The task ::
Which lines have the string "AMSEAS"? Copy all of them from the entries below.

Provided information ::
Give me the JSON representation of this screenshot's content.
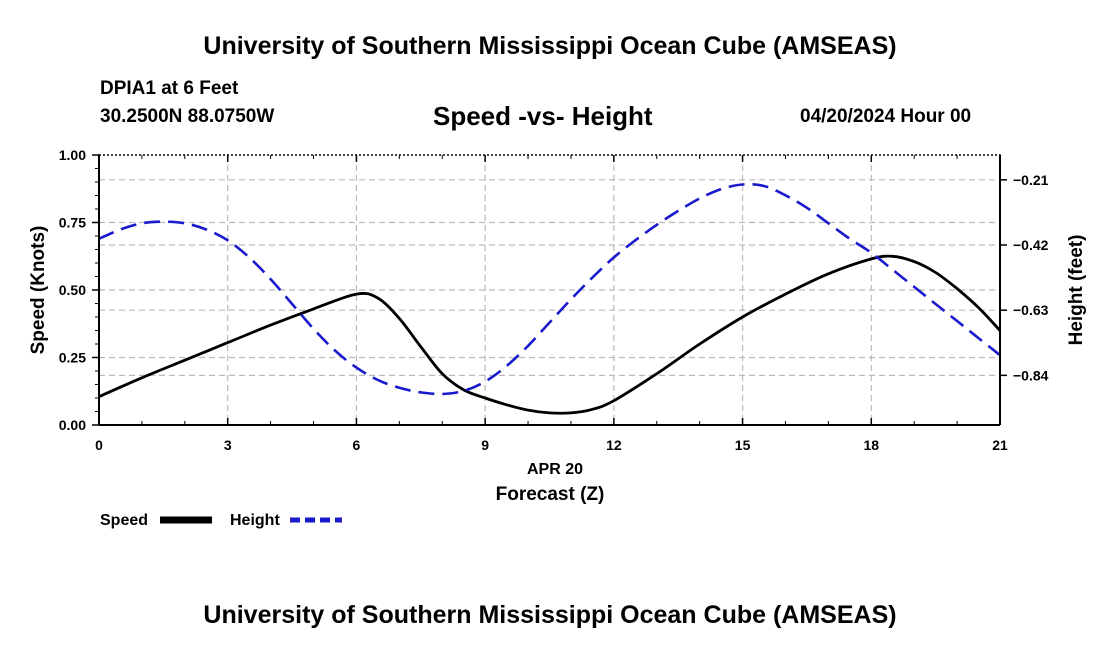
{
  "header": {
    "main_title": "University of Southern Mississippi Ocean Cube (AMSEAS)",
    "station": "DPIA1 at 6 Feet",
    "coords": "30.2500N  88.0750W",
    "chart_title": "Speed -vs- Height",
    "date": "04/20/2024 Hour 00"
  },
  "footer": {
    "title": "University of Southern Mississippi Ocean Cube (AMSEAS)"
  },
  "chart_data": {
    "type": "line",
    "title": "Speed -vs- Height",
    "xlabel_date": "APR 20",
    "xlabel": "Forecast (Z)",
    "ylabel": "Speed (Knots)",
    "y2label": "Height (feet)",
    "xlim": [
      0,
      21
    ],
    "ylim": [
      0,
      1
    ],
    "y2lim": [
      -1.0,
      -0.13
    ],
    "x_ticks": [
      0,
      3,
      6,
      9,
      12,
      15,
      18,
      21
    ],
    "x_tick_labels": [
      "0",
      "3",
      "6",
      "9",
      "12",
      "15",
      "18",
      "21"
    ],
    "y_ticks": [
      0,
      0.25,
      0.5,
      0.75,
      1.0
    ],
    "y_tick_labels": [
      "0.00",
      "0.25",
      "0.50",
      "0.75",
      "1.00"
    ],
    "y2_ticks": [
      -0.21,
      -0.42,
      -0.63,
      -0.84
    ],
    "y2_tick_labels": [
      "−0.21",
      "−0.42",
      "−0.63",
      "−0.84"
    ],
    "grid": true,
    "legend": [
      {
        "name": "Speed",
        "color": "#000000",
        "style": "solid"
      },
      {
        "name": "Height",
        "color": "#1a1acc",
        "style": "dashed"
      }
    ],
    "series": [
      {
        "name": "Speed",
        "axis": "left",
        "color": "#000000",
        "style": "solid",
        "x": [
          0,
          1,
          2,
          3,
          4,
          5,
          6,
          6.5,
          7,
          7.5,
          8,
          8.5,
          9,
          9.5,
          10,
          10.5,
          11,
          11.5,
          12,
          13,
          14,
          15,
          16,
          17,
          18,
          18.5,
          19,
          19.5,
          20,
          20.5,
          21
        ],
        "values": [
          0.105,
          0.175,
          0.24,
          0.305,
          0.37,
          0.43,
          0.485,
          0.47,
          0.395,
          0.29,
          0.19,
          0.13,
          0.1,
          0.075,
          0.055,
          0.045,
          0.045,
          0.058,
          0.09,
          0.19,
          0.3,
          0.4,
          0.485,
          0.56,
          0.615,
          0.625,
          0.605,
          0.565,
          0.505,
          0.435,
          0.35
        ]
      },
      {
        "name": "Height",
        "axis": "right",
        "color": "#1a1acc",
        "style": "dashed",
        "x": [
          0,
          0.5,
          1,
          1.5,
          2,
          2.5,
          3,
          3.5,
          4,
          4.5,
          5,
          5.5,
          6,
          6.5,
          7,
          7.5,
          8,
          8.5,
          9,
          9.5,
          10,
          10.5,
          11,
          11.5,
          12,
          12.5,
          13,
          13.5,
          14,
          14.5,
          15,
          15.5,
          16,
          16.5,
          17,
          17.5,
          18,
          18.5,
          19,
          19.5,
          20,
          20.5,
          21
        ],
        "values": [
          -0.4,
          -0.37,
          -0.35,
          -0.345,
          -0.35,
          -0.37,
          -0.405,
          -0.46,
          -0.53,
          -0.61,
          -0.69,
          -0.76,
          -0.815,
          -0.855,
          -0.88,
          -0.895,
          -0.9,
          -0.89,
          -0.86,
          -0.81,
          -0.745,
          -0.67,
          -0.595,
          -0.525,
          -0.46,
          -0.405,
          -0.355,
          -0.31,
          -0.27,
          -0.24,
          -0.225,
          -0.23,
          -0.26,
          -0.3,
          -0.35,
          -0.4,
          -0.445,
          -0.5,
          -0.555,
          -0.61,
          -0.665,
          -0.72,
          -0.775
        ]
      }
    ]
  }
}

Finished answer ::
    "main_title": "University of Southern Mississippi Ocean Cube (AMSEAS)",
    "title": "University of Southern Mississippi Ocean Cube (AMSEAS)"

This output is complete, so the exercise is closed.